DESCRIPTION OF THE TASK:
Wherever the word "preservation" appears in a line, copy that line.

PROVIDED RECORDS:
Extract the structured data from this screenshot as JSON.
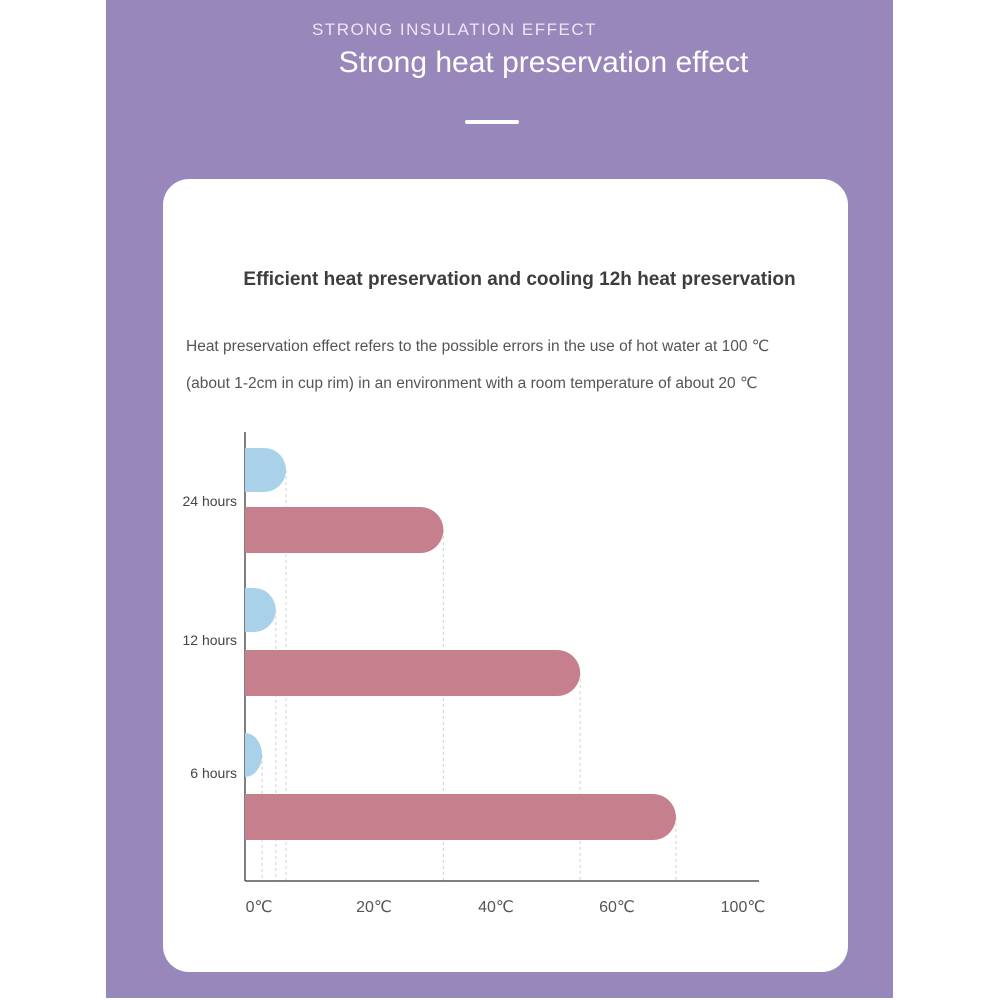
{
  "header": {
    "kicker": "STRONG INSULATION EFFECT",
    "headline": "Strong heat preservation effect"
  },
  "card": {
    "title": "Efficient heat preservation and cooling 12h heat preservation",
    "description_line1": "Heat preservation effect refers to the possible errors in the use of hot water at 100 ℃",
    "description_line2": "(about 1-2cm in cup rim) in an environment with a room temperature of about 20 ℃"
  },
  "colors": {
    "background": "#9787ba",
    "card": "#ffffff",
    "series_blue": "#a9d1ea",
    "series_pink": "#c67f8d"
  },
  "chart_data": {
    "type": "bar",
    "orientation": "horizontal",
    "categories": [
      "24 hours",
      "12 hours",
      "6 hours"
    ],
    "series": [
      {
        "values": [
          6,
          4.5,
          2.5
        ],
        "color": "#a9d1ea"
      },
      {
        "values": [
          29,
          49,
          63
        ],
        "color": "#c67f8d"
      }
    ],
    "x_ticks": [
      "0℃",
      "20℃",
      "40℃",
      "60℃",
      "100℃"
    ],
    "xlim": [
      0,
      80
    ],
    "title": "",
    "xlabel": "",
    "ylabel": "",
    "grid": false,
    "reference_lines": "dashed vertical lines at each bar end"
  }
}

EXPECTED ANSWER:
    "headline": "Strong heat preservation effect"
    "title": "Efficient heat preservation and cooling 12h heat preservation",
    "description_line1": "Heat preservation effect refers to the possible errors in the use of hot water at 100 ℃",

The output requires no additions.